— Begin —

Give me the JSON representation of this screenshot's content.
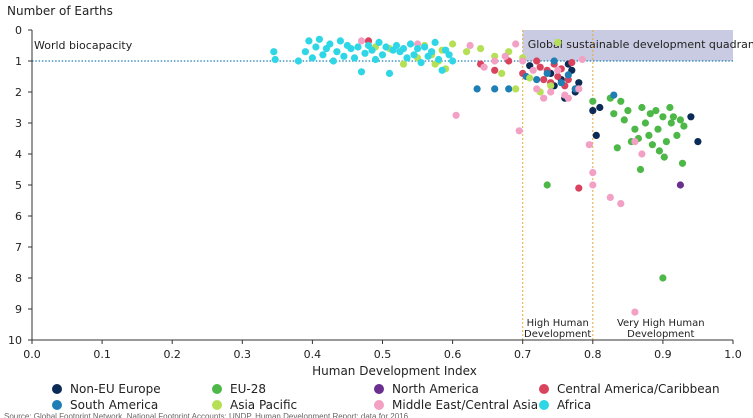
{
  "chart_data": {
    "type": "scatter",
    "ylabel": "Number of Earths",
    "xlabel": "Human Development Index",
    "xlim": [
      0,
      1.0
    ],
    "ylim": [
      0,
      10
    ],
    "y_inverted": true,
    "x_ticks": [
      "0.0",
      "0.1",
      "0.2",
      "0.3",
      "0.4",
      "0.5",
      "0.6",
      "0.7",
      "0.8",
      "0.9",
      "1.0"
    ],
    "y_ticks": [
      "0",
      "1",
      "2",
      "3",
      "4",
      "5",
      "6",
      "7",
      "8",
      "9",
      "10"
    ],
    "reference_line": {
      "label": "World biocapacity",
      "y": 1
    },
    "quadrant": {
      "label": "Global sustainable development quadrant",
      "x": [
        0.7,
        1.0
      ],
      "y": [
        0,
        1
      ]
    },
    "vertical_lines": [
      {
        "x": 0.7,
        "label_line1": "High Human",
        "label_line2": "Development"
      },
      {
        "x": 0.8,
        "label_line1": "Very High Human",
        "label_line2": "Development"
      }
    ],
    "colors": {
      "quadrant_fill": "#c9cbe3",
      "reference_line": "#1f7fb5",
      "vertical_line": "#e6a93c",
      "axis": "#333333"
    },
    "series": [
      {
        "name": "Non-EU Europe",
        "color": "#0b2a55",
        "points": [
          [
            0.71,
            1.15
          ],
          [
            0.74,
            1.4
          ],
          [
            0.745,
            1.8
          ],
          [
            0.755,
            1.6
          ],
          [
            0.76,
            2.2
          ],
          [
            0.765,
            1.1
          ],
          [
            0.77,
            1.3
          ],
          [
            0.775,
            2.0
          ],
          [
            0.78,
            1.7
          ],
          [
            0.8,
            2.6
          ],
          [
            0.805,
            3.4
          ],
          [
            0.81,
            2.5
          ],
          [
            0.94,
            2.8
          ],
          [
            0.95,
            3.6
          ]
        ]
      },
      {
        "name": "EU-28",
        "color": "#4db848",
        "points": [
          [
            0.735,
            5.0
          ],
          [
            0.8,
            2.3
          ],
          [
            0.825,
            2.2
          ],
          [
            0.83,
            2.7
          ],
          [
            0.835,
            3.8
          ],
          [
            0.84,
            2.3
          ],
          [
            0.845,
            2.9
          ],
          [
            0.85,
            2.6
          ],
          [
            0.855,
            3.6
          ],
          [
            0.86,
            3.2
          ],
          [
            0.865,
            3.5
          ],
          [
            0.868,
            4.5
          ],
          [
            0.87,
            2.5
          ],
          [
            0.875,
            3.0
          ],
          [
            0.88,
            3.4
          ],
          [
            0.882,
            2.7
          ],
          [
            0.885,
            3.7
          ],
          [
            0.89,
            2.6
          ],
          [
            0.893,
            3.2
          ],
          [
            0.895,
            3.9
          ],
          [
            0.9,
            2.8
          ],
          [
            0.902,
            4.1
          ],
          [
            0.905,
            3.6
          ],
          [
            0.91,
            2.5
          ],
          [
            0.912,
            3.0
          ],
          [
            0.915,
            2.8
          ],
          [
            0.92,
            3.4
          ],
          [
            0.925,
            2.9
          ],
          [
            0.928,
            4.3
          ],
          [
            0.93,
            3.1
          ],
          [
            0.9,
            8.0
          ]
        ]
      },
      {
        "name": "North America",
        "color": "#6b2f8f",
        "points": [
          [
            0.925,
            5.0
          ]
        ]
      },
      {
        "name": "Central America/Caribbean",
        "color": "#d9435e",
        "points": [
          [
            0.48,
            0.35
          ],
          [
            0.64,
            1.1
          ],
          [
            0.66,
            1.3
          ],
          [
            0.68,
            1.0
          ],
          [
            0.7,
            1.4
          ],
          [
            0.72,
            1.0
          ],
          [
            0.725,
            1.2
          ],
          [
            0.73,
            1.6
          ],
          [
            0.735,
            1.3
          ],
          [
            0.74,
            1.7
          ],
          [
            0.745,
            1.1
          ],
          [
            0.75,
            1.5
          ],
          [
            0.755,
            1.25
          ],
          [
            0.76,
            1.8
          ],
          [
            0.765,
            1.6
          ],
          [
            0.77,
            1.05
          ],
          [
            0.775,
            1.9
          ],
          [
            0.78,
            5.1
          ]
        ]
      },
      {
        "name": "South America",
        "color": "#1f7fb5",
        "points": [
          [
            0.635,
            1.9
          ],
          [
            0.66,
            1.9
          ],
          [
            0.68,
            1.9
          ],
          [
            0.705,
            1.5
          ],
          [
            0.72,
            1.6
          ],
          [
            0.735,
            1.4
          ],
          [
            0.745,
            1.0
          ],
          [
            0.755,
            1.7
          ],
          [
            0.765,
            1.45
          ],
          [
            0.775,
            1.9
          ],
          [
            0.83,
            2.1
          ]
        ]
      },
      {
        "name": "Asia Pacific",
        "color": "#b5e055",
        "points": [
          [
            0.49,
            0.55
          ],
          [
            0.51,
            0.6
          ],
          [
            0.53,
            1.1
          ],
          [
            0.55,
            0.9
          ],
          [
            0.56,
            0.5
          ],
          [
            0.57,
            0.8
          ],
          [
            0.575,
            1.1
          ],
          [
            0.58,
            1.0
          ],
          [
            0.585,
            0.65
          ],
          [
            0.59,
            1.25
          ],
          [
            0.6,
            0.45
          ],
          [
            0.62,
            0.7
          ],
          [
            0.64,
            0.6
          ],
          [
            0.66,
            0.85
          ],
          [
            0.67,
            1.4
          ],
          [
            0.68,
            0.7
          ],
          [
            0.69,
            1.9
          ],
          [
            0.7,
            0.9
          ],
          [
            0.71,
            1.55
          ],
          [
            0.725,
            2.0
          ],
          [
            0.74,
            1.8
          ],
          [
            0.75,
            0.4
          ]
        ]
      },
      {
        "name": "Middle East/Central Asia",
        "color": "#f2a0c4",
        "points": [
          [
            0.47,
            0.35
          ],
          [
            0.55,
            0.45
          ],
          [
            0.605,
            2.75
          ],
          [
            0.625,
            0.5
          ],
          [
            0.645,
            1.2
          ],
          [
            0.66,
            1.0
          ],
          [
            0.675,
            0.85
          ],
          [
            0.69,
            0.45
          ],
          [
            0.695,
            3.25
          ],
          [
            0.7,
            1.0
          ],
          [
            0.715,
            1.3
          ],
          [
            0.72,
            1.9
          ],
          [
            0.73,
            2.2
          ],
          [
            0.74,
            2.0
          ],
          [
            0.75,
            1.3
          ],
          [
            0.76,
            2.1
          ],
          [
            0.765,
            2.2
          ],
          [
            0.78,
            1.9
          ],
          [
            0.785,
            0.95
          ],
          [
            0.795,
            3.7
          ],
          [
            0.8,
            4.6
          ],
          [
            0.8,
            5.0
          ],
          [
            0.825,
            5.4
          ],
          [
            0.84,
            5.6
          ],
          [
            0.86,
            3.6
          ],
          [
            0.87,
            4.0
          ],
          [
            0.86,
            9.1
          ]
        ]
      },
      {
        "name": "Africa",
        "color": "#2fd6e6",
        "points": [
          [
            0.345,
            0.7
          ],
          [
            0.347,
            0.95
          ],
          [
            0.38,
            1.0
          ],
          [
            0.39,
            0.7
          ],
          [
            0.395,
            0.35
          ],
          [
            0.4,
            0.9
          ],
          [
            0.405,
            0.55
          ],
          [
            0.41,
            0.3
          ],
          [
            0.415,
            0.8
          ],
          [
            0.42,
            0.6
          ],
          [
            0.425,
            0.45
          ],
          [
            0.43,
            1.0
          ],
          [
            0.435,
            0.7
          ],
          [
            0.44,
            0.35
          ],
          [
            0.445,
            0.85
          ],
          [
            0.45,
            0.5
          ],
          [
            0.455,
            0.6
          ],
          [
            0.46,
            0.9
          ],
          [
            0.465,
            0.55
          ],
          [
            0.47,
            1.35
          ],
          [
            0.475,
            0.75
          ],
          [
            0.48,
            0.5
          ],
          [
            0.485,
            0.65
          ],
          [
            0.49,
            0.95
          ],
          [
            0.495,
            0.4
          ],
          [
            0.5,
            0.8
          ],
          [
            0.505,
            0.55
          ],
          [
            0.51,
            1.4
          ],
          [
            0.515,
            0.65
          ],
          [
            0.52,
            0.5
          ],
          [
            0.525,
            0.7
          ],
          [
            0.53,
            0.6
          ],
          [
            0.535,
            0.9
          ],
          [
            0.54,
            0.45
          ],
          [
            0.545,
            0.8
          ],
          [
            0.55,
            0.6
          ],
          [
            0.555,
            1.05
          ],
          [
            0.56,
            0.55
          ],
          [
            0.565,
            0.85
          ],
          [
            0.57,
            0.7
          ],
          [
            0.575,
            0.4
          ],
          [
            0.58,
            0.95
          ],
          [
            0.585,
            1.3
          ],
          [
            0.59,
            0.65
          ],
          [
            0.595,
            0.8
          ],
          [
            0.6,
            1.0
          ]
        ]
      }
    ]
  },
  "footnote": "Source: Global Footprint Network, National Footprint Accounts; UNDP, Human Development Report; data for 2016."
}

— End —

**REQUIREMENT**
Only lines with the word "High" should be collected from the material.

**THE SOLUTION**
        "label_line1": "High Human",
        "label_line1": "Very High Human",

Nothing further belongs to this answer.